*** Source excerpt ***

The future of lean

5 mins read

As automation and Industry 4.0 become increasingly mainstream, is there still a place for ‘traditional’ lean manufacturing methods?

Lean manufacturing principles have been part and parcel of many a shopfloor for decades. The idea of reducing the Eight Wastes (Transport, Inventory, Motion, Waiting, Over-production, Over-processing, Defects and Skills) were first devised in Japan in the 1980s, although Benjamin Franklin’s 'Poor Richard’s Almanack' first mentioned the term ‘lean production’ in the mid-18th century.

Through that time, the basic principles have survived three industrial revolutions, a global supply chain and a radical shift in the way products are manufactured on a day-to-day basis. However, the current, Fourth Industrial Revolution has the potential to discard 250 years of hard work when it comes to lean thinking. Manufacturers are looking at the substantial efficiency gains that automation and robotics technology can bring and suffering from ‘lean fatigue’ – frustrated by the relatively incremental improvements that lean delivers.

There is, though, a large overlap between the principles of automation and those of lean. “Automation is designed to increase productivity in the work process,” says Adina Tarry, an associate of the Agile Business Consortium. “Lean has the exact same purpose. If we look at lean principles, such as eliminating waste, we can think of a number of steps in a process that can be automated to help with that.”

Human input still needed

Indeed, says Mark Gray, UK sales manager for Universal Robots, a Danish manufacturer of ‘cobots’ (collaborative robots), if used properly, automation can have a significant impact on your productivity and waste levels.

“Think of a company that makes drawers for a kitchen unit,” he says. “It’ll be someone’s job to screw the base to the sides, and the sides to the front – all day long. The factory will want to take away some of the tedium and strain of using a screwdriver all day. They could invest in a cobot and get the worker to line up two drawer assemblies at once. The cobot can then screw together both drawers. You’ll get twice the work out of one cell. Automation is ideal for automated tasks and speeding up potential bottlenecks.”

*** Dataset extract ***

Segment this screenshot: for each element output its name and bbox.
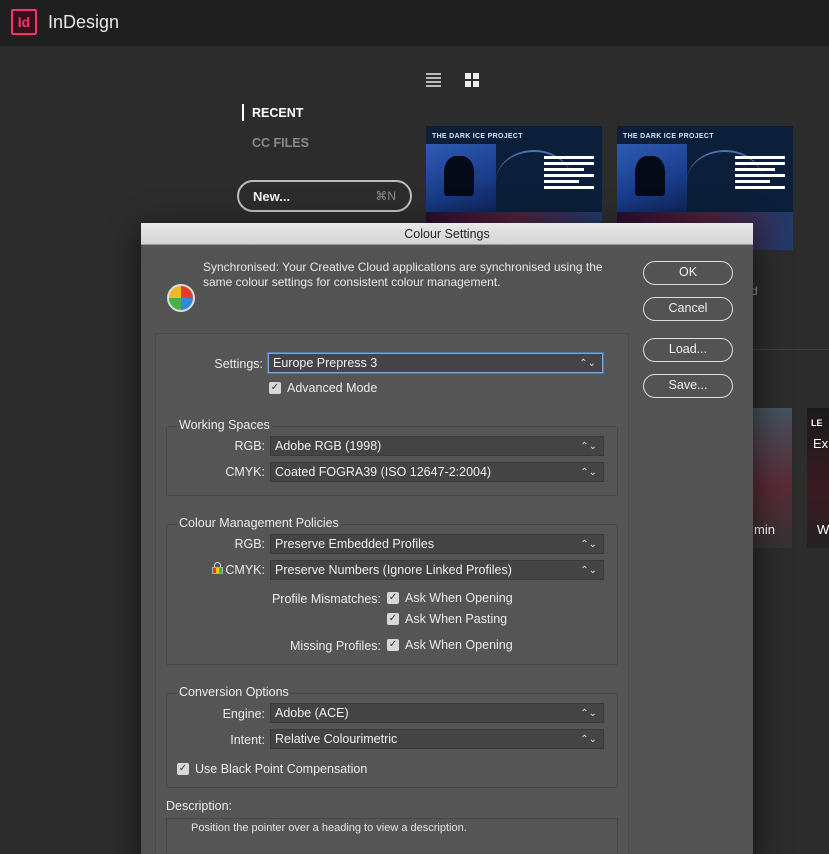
advanced-mode-checkbox[interactable]: ✓ — [269, 382, 281, 394]
intent-label: Intent: — [230, 733, 265, 747]
ws-rgb-value: Adobe RGB (1998) — [275, 439, 382, 453]
settings-label: Settings: — [214, 357, 263, 371]
learn-card[interactable]: min — [752, 408, 792, 548]
save-button[interactable]: Save... — [643, 374, 733, 398]
chevron-updown-icon: ⌃⌄ — [579, 358, 596, 369]
sync-message: Synchronised: Your Creative Cloud applic… — [203, 260, 603, 289]
load-button[interactable]: Load... — [643, 338, 733, 362]
profile-mismatches-label: Profile Mismatches: — [271, 592, 381, 606]
chevron-updown-icon: ⌃⌄ — [580, 565, 597, 576]
ok-button[interactable]: OK — [643, 261, 733, 285]
policy-cmyk-label: CMYK: — [225, 563, 265, 577]
engine-label: Engine: — [222, 707, 265, 721]
creative-cloud-sync-icon — [167, 284, 195, 312]
cancel-button[interactable]: Cancel — [643, 297, 733, 321]
policy-rgb-value: Preserve Embedded Profiles — [275, 537, 435, 551]
nav-recent[interactable]: RECENT — [252, 106, 303, 120]
new-button-label: New... — [253, 188, 291, 204]
nav-cc-files[interactable]: CC FILES — [252, 136, 309, 150]
new-button-shortcut: ⌘N — [375, 189, 396, 203]
card-tag: LE — [811, 418, 823, 428]
working-spaces-title: Working Spaces — [177, 418, 272, 432]
policies-title: Colour Management Policies — [177, 516, 341, 530]
black-point-checkbox[interactable]: ✓ — [177, 763, 189, 775]
ask-when-pasting-label: Ask When Pasting — [405, 612, 508, 626]
ws-cmyk-select[interactable]: Coated FOGRA39 (ISO 12647-2:2004) ⌃⌄ — [270, 462, 604, 482]
chevron-updown-icon: ⌃⌄ — [580, 734, 597, 745]
thumbnail-title: THE DARK ICE PROJECT — [623, 133, 714, 140]
divider — [752, 349, 829, 350]
engine-select[interactable]: Adobe (ACE) ⌃⌄ — [270, 703, 604, 723]
ask-when-opening-label: Ask When Opening — [405, 591, 513, 605]
ask-when-pasting-checkbox[interactable]: ✓ — [387, 613, 399, 625]
description-label: Description: — [166, 799, 232, 813]
chevron-updown-icon: ⌃⌄ — [580, 708, 597, 719]
card-duration: min — [754, 522, 775, 537]
card-title: Ex — [813, 436, 829, 451]
chevron-updown-icon: ⌃⌄ — [580, 539, 597, 550]
app-header: Id InDesign — [0, 0, 829, 46]
advanced-mode-label: Advanced Mode — [287, 381, 378, 395]
nav-active-marker — [242, 104, 244, 121]
missing-ask-opening-label: Ask When Opening — [405, 638, 513, 652]
engine-value: Adobe (ACE) — [275, 706, 349, 720]
indesign-logo-icon: Id — [11, 9, 37, 35]
thumbnail-text-lines — [544, 156, 594, 192]
missing-profiles-label: Missing Profiles: — [290, 639, 381, 653]
intent-value: Relative Colourimetric — [275, 732, 398, 746]
conversion-title: Conversion Options — [177, 685, 291, 699]
settings-value: Europe Prepress 3 — [273, 356, 378, 370]
new-document-button[interactable]: New... ⌘N — [237, 180, 412, 212]
ws-cmyk-value: Coated FOGRA39 (ISO 12647-2:2004) — [275, 465, 492, 479]
ws-rgb-label: RGB: — [234, 439, 265, 453]
chevron-updown-icon: ⌃⌄ — [580, 441, 597, 452]
policy-cmyk-value: Preserve Numbers (Ignore Linked Profiles… — [275, 563, 512, 577]
ws-rgb-select[interactable]: Adobe RGB (1998) ⌃⌄ — [270, 436, 604, 456]
thumbnail-text-lines — [735, 156, 785, 192]
policy-rgb-select[interactable]: Preserve Embedded Profiles ⌃⌄ — [270, 534, 604, 554]
thumbnail-figure — [635, 156, 665, 196]
colour-settings-dialog: Colour Settings Synchronised: Your Creat… — [141, 223, 753, 854]
chevron-updown-icon: ⌃⌄ — [580, 467, 597, 478]
thumbnail-figure — [444, 156, 474, 196]
app-title: InDesign — [48, 12, 120, 32]
policy-cmyk-select[interactable]: Preserve Numbers (Ignore Linked Profiles… — [270, 560, 604, 580]
ask-when-opening-checkbox[interactable]: ✓ — [387, 592, 399, 604]
intent-select[interactable]: Relative Colourimetric ⌃⌄ — [270, 729, 604, 749]
thumbnail-title: THE DARK ICE PROJECT — [432, 133, 523, 140]
list-view-icon[interactable] — [426, 73, 441, 87]
black-point-label: Use Black Point Compensation — [195, 762, 368, 776]
description-text: Position the pointer over a heading to v… — [191, 822, 467, 834]
learn-card[interactable]: LE Ex W — [807, 408, 829, 548]
card-subtitle: W — [817, 522, 829, 537]
dialog-title: Colour Settings — [141, 223, 753, 245]
grid-view-icon[interactable] — [465, 73, 479, 87]
settings-select[interactable]: Europe Prepress 3 ⌃⌄ — [268, 353, 603, 373]
missing-ask-opening-checkbox[interactable]: ✓ — [387, 639, 399, 651]
policy-rgb-label: RGB: — [234, 537, 265, 551]
ws-cmyk-label: CMYK: — [225, 465, 265, 479]
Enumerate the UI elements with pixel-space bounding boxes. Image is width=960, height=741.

***

Reproduce the full article on the future of lean manufacturing above, word for word, from its title to its final line.

▶ _Task answer_:
The future of lean

5 mins read

As automation and Industry 4.0 become increasingly mainstream, is there still a place for ‘traditional’ lean manufacturing methods?

Lean manufacturing principles have been part and parcel of many a shopfloor for decades. The idea of reducing the Eight Wastes (Transport, Inventory, Motion, Waiting, Over-production, Over-processing, Defects and Skills) were first devised in Japan in the 1980s, although Benjamin Franklin’s 'Poor Richard’s Almanack' first mentioned the term ‘lean production’ in the mid-18th century.

Through that time, the basic principles have survived three industrial revolutions, a global supply chain and a radical shift in the way products are manufactured on a day-to-day basis. However, the current, Fourth Industrial Revolution has the potential to discard 250 years of hard work when it comes to lean thinking. Manufacturers are looking at the substantial efficiency gains that automation and robotics technology can bring and suffering from ‘lean fatigue’ – frustrated by the relatively incremental improvements that lean delivers.

There is, though, a large overlap between the principles of automation and those of lean. “Automation is designed to increase productivity in the work process,” says Adina Tarry, an associate of the Agile Business Consortium. “Lean has the exact same purpose. If we look at lean principles, such as eliminating waste, we can think of a number of steps in a process that can be automated to help with that.”

Human input still needed

Indeed, says Mark Gray, UK sales manager for Universal Robots, a Danish manufacturer of ‘cobots’ (collaborative robots), if used properly, automation can have a significant impact on your productivity and waste levels.

“Think of a company that makes drawers for a kitchen unit,” he says. “It’ll be someone’s job to screw the base to the sides, and the sides to the front – all day long. The factory will want to take away some of the tedium and strain of using a screwdriver all day. They could invest in a cobot and get the worker to line up two drawer assemblies at once. The cobot can then screw together both drawers. You’ll get twice the work out of one cell. Automation is ideal for automated tasks and speeding up potential bottlenecks.”